Your task is to transcribe all the entries exactly, excluding pictures.

------ Records to use ------

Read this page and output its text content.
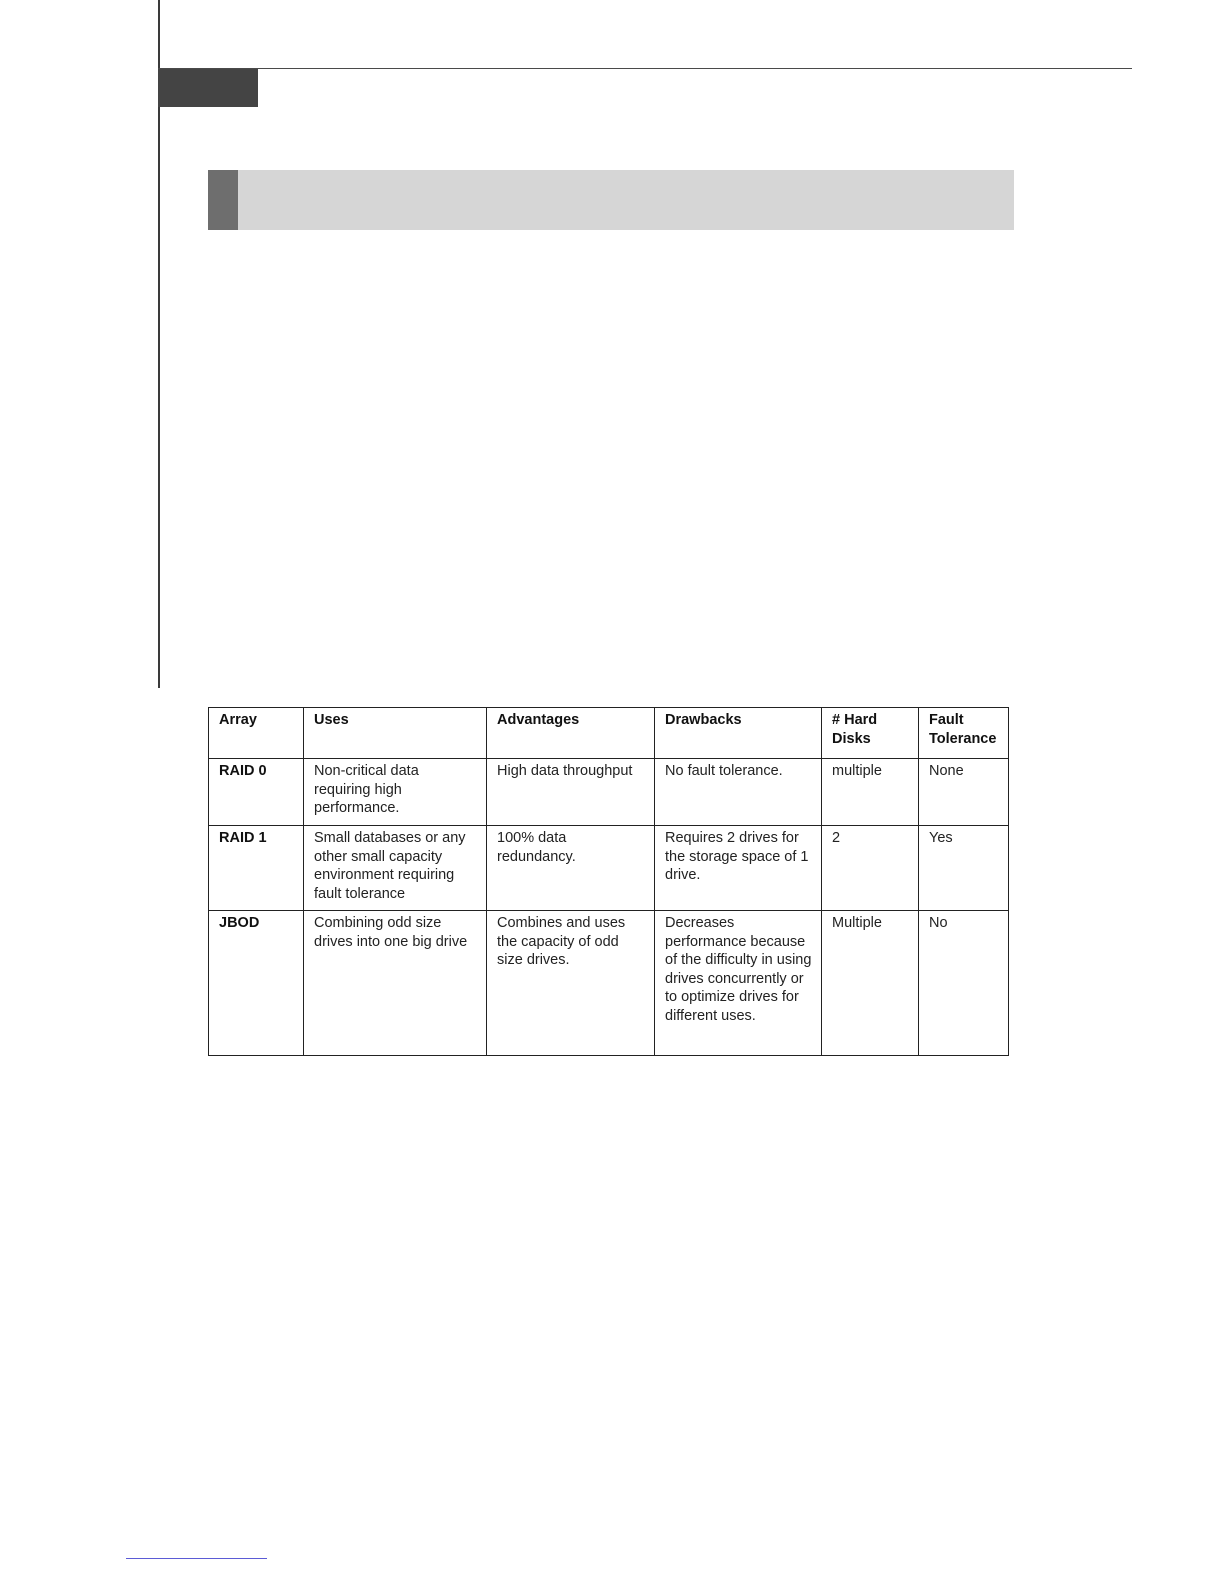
Array	Uses	Advantages	Drawbacks	# Hard Disks	Fault Tolerance
RAID 0	Non-critical data requiring high performance.	High data throughput	No fault tolerance.	multiple	None
RAID 1	Small databases or any other small capacity environment requiring fault tolerance	100% data redundancy.	Requires 2 drives for the storage space of 1 drive.	2	Yes
JBOD	Combining odd size drives into one big drive	Combines and uses the capacity of odd size drives.	Decreases performance because of the difficulty in using drives concurrently or to optimize drives for different uses.	Multiple	No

------

Complete response:
Read this page and output its text content.
Array	Uses	Advantages	Drawbacks	# Hard Disks	Fault Tolerance
RAID 0	Non-critical data requiring high performance.	High data throughput	No fault tolerance.	multiple	None
RAID 1	Small databases or any other small capacity environment requiring fault tolerance	100% data redundancy.	Requires 2 drives for the storage space of 1 drive.	2	Yes
JBOD	Combining odd size drives into one big drive	Combines and uses the capacity of odd size drives.	Decreases performance because of the difficulty in using drives concurrently or to optimize drives for different uses.	Multiple	No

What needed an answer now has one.